### Goal
Gather, from the listing beneath this task, every line holding the string "icon".
------ The input
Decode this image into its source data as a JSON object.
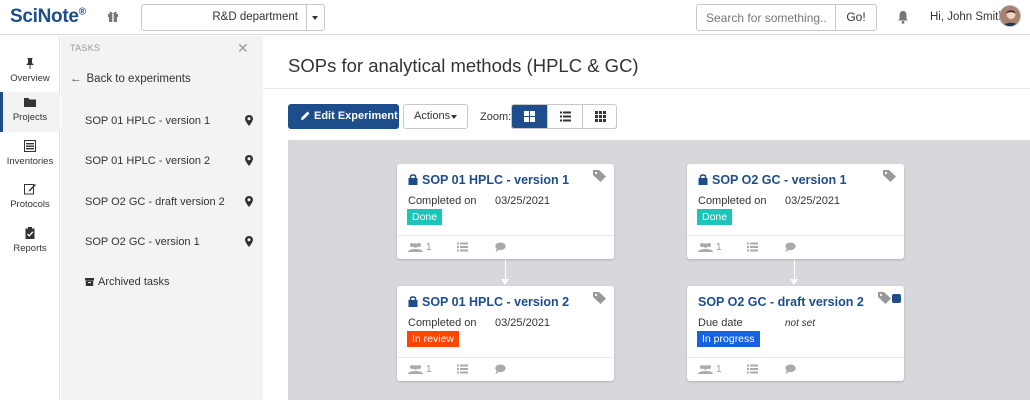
{
  "topbar": {
    "logo": "SciNote",
    "logo_mark": "®",
    "team": "R&D department",
    "search_placeholder": "Search for something...",
    "go_label": "Go!",
    "greeting": "Hi, John Smith"
  },
  "nav": {
    "items": [
      {
        "label": "Overview",
        "icon": "pin-icon"
      },
      {
        "label": "Projects",
        "icon": "folder-icon"
      },
      {
        "label": "Inventories",
        "icon": "list-icon"
      },
      {
        "label": "Protocols",
        "icon": "edit-icon"
      },
      {
        "label": "Reports",
        "icon": "clipboard-icon"
      }
    ],
    "active": "Projects"
  },
  "tasks_panel": {
    "title": "TASKS",
    "back_label": "Back to experiments",
    "items": [
      {
        "label": "SOP 01 HPLC - version 1"
      },
      {
        "label": "SOP 01 HPLC - version 2"
      },
      {
        "label": "SOP O2 GC - draft version 2"
      },
      {
        "label": "SOP O2 GC - version 1"
      }
    ],
    "archived_label": "Archived tasks"
  },
  "main": {
    "title": "SOPs for analytical methods (HPLC & GC)",
    "edit_label": "Edit Experiment",
    "actions_label": "Actions",
    "zoom_label": "Zoom:",
    "zoom_options": [
      "cards-icon",
      "list-detail-icon",
      "grid-icon"
    ]
  },
  "cards": [
    {
      "title": "SOP 01 HPLC - version 1",
      "locked": true,
      "date_label": "Completed on",
      "date_value": "03/25/2021",
      "status": "Done",
      "status_color": "#1dc5b8",
      "users": "1"
    },
    {
      "title": "SOP O2 GC - version 1",
      "locked": true,
      "date_label": "Completed on",
      "date_value": "03/25/2021",
      "status": "Done",
      "status_color": "#1dc5b8",
      "users": "1"
    },
    {
      "title": "SOP 01 HPLC - version 2",
      "locked": true,
      "date_label": "Completed on",
      "date_value": "03/25/2021",
      "status": "In review",
      "status_color": "#ff4500",
      "users": "1"
    },
    {
      "title": "SOP O2 GC - draft version 2",
      "locked": false,
      "date_label": "Due date",
      "date_value": "not set",
      "status": "In progress",
      "status_color": "#1563e0",
      "users": "1"
    }
  ],
  "colors": {
    "brand": "#1e4d8c",
    "canvas": "#d7d8dc",
    "panel": "#f3f3f3"
  }
}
------------
### The result
        "icon": "pin-icon"
        "icon": "folder-icon"
        "icon": "list-icon"
        "icon": "edit-icon"
        "icon": "clipboard-icon"
      "cards-icon",
      "list-detail-icon",
      "grid-icon"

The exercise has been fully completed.